- TO BE DONE
Extract all lines that hold the string "within".
______________________________
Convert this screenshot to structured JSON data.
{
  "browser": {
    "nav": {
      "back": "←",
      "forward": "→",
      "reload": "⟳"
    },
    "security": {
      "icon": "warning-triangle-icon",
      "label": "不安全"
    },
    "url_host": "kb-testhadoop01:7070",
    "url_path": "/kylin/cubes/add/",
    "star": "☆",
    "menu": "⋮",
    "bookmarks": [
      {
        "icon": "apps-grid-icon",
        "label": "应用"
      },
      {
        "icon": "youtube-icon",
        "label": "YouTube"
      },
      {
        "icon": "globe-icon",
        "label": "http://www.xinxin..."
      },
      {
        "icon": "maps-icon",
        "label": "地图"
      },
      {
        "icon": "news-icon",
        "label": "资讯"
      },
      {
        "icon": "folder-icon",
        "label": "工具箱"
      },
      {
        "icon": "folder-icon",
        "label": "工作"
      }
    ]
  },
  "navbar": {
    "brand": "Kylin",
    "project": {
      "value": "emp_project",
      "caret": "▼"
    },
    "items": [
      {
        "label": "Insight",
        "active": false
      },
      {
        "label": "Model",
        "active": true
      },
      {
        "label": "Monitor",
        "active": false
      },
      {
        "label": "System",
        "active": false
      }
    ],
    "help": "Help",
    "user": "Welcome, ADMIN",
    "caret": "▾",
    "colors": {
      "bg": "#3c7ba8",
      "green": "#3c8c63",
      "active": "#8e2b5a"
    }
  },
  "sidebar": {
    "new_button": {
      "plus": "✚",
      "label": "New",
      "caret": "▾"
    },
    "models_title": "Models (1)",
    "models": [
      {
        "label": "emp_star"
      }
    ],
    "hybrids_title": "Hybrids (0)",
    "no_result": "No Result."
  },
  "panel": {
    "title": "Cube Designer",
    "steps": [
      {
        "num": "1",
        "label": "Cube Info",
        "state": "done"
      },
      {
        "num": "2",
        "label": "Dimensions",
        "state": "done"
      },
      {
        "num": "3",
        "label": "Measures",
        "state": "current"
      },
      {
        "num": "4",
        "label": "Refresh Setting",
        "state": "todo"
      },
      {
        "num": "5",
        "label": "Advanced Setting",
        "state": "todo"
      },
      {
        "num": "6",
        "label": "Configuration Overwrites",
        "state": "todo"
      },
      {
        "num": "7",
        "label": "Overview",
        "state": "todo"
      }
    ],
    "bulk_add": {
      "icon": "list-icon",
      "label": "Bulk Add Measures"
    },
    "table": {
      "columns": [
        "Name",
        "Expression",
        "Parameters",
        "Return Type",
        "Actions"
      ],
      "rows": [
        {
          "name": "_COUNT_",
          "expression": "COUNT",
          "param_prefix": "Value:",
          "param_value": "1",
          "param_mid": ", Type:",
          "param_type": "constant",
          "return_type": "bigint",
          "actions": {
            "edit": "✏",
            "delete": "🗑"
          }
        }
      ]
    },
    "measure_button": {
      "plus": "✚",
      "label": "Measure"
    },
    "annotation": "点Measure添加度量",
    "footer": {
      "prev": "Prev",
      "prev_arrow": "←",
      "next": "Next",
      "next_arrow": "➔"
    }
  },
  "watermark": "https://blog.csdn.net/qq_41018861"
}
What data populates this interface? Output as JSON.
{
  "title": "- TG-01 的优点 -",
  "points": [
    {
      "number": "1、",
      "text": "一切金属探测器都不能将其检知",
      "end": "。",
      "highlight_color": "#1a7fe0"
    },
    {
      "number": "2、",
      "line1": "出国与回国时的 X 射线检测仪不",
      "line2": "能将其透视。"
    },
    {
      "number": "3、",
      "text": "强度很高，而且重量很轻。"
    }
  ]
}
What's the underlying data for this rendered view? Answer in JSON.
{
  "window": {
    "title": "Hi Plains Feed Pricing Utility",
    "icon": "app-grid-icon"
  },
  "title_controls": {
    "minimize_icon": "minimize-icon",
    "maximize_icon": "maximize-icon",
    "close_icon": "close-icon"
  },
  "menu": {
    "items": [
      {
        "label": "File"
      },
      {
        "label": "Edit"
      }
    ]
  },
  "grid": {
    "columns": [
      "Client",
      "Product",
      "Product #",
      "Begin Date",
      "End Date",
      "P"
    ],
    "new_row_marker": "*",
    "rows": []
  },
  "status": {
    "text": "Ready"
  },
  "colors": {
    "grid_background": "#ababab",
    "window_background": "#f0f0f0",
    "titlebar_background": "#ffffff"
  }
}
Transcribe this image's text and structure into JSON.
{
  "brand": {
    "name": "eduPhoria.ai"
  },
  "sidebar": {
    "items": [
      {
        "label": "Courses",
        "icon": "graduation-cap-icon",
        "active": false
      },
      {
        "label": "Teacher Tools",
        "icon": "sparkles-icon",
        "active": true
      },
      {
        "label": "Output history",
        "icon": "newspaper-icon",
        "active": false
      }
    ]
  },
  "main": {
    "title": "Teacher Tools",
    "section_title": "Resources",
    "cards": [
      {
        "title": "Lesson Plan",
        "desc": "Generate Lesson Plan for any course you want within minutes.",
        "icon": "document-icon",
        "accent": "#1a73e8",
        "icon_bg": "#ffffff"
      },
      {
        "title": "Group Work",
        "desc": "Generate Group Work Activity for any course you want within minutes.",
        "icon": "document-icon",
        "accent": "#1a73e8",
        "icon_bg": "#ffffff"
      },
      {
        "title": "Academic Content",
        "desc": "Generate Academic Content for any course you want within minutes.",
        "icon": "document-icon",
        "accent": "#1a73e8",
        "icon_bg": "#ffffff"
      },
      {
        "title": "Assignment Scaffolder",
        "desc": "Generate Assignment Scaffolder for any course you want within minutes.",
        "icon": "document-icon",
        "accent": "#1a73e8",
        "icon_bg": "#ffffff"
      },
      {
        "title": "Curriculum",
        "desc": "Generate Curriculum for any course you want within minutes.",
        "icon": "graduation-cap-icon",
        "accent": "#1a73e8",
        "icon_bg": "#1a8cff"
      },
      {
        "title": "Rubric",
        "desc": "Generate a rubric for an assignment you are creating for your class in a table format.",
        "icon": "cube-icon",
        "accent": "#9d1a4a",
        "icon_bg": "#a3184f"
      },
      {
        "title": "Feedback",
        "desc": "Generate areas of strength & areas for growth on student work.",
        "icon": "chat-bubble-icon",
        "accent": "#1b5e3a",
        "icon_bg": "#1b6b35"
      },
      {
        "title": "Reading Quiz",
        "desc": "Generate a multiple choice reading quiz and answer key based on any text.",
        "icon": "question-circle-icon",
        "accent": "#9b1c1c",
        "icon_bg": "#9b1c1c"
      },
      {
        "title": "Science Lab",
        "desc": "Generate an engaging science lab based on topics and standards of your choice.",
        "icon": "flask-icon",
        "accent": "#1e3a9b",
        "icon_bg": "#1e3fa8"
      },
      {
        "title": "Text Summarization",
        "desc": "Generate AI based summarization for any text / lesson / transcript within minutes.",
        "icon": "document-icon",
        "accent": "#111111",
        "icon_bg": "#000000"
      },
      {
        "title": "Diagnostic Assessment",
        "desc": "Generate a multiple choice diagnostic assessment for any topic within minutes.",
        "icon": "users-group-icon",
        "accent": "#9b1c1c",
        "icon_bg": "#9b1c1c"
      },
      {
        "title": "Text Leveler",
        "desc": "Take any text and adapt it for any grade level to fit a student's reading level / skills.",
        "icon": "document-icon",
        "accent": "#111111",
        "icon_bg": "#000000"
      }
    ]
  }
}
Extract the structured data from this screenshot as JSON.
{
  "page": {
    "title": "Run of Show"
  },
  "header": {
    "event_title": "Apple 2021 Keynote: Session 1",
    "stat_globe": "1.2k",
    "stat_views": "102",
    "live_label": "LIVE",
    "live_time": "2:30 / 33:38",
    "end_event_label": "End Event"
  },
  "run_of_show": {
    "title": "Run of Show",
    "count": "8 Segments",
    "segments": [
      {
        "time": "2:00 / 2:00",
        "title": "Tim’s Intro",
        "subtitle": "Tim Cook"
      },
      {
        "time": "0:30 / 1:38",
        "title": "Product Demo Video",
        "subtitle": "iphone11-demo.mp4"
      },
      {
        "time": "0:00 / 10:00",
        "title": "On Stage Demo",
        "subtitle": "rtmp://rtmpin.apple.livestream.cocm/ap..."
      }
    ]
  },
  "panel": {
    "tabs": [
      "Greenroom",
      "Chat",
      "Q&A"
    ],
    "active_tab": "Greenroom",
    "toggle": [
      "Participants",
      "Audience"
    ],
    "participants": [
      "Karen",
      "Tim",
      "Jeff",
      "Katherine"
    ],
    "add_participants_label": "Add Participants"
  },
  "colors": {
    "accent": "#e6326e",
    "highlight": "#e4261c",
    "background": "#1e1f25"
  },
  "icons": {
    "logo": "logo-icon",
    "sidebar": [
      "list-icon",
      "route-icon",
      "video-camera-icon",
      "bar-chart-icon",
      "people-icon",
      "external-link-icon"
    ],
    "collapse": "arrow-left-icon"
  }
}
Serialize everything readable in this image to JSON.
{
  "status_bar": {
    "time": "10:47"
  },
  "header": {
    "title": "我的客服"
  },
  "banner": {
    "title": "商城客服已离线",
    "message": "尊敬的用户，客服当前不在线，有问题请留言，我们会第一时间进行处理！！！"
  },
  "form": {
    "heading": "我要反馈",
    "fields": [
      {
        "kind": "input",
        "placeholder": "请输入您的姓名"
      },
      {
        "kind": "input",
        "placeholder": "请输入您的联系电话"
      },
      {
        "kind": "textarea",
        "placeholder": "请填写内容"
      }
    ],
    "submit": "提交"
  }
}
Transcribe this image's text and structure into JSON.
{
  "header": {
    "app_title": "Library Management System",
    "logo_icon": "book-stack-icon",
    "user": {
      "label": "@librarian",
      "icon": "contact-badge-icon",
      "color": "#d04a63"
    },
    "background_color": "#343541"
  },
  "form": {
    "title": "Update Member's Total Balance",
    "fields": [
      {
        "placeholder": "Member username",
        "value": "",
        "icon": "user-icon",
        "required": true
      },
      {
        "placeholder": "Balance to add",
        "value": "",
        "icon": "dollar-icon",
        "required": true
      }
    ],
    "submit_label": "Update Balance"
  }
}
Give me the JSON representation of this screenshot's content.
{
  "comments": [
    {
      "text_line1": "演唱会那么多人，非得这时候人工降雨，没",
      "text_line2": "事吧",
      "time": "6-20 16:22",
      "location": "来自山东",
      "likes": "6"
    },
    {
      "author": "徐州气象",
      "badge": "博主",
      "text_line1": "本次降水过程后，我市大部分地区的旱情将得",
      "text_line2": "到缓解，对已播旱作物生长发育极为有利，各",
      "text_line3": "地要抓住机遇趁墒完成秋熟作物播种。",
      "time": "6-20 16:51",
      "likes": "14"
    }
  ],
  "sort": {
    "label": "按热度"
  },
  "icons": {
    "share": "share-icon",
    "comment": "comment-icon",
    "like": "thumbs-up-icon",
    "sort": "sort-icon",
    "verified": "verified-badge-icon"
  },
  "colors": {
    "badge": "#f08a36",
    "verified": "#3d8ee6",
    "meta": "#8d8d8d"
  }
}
______________________________
- WRITTEN SOLUTION
        "desc": "Generate Lesson Plan for any course you want within minutes.",
        "desc": "Generate Group Work Activity for any course you want within minutes.",
        "desc": "Generate Academic Content for any course you want within minutes.",
        "desc": "Generate Assignment Scaffolder for any course you want within minutes.",
        "desc": "Generate Curriculum for any course you want within minutes.",
        "desc": "Generate AI based summarization for any text / lesson / transcript within minutes.",
        "desc": "Generate a multiple choice diagnostic assessment for any topic within minutes.",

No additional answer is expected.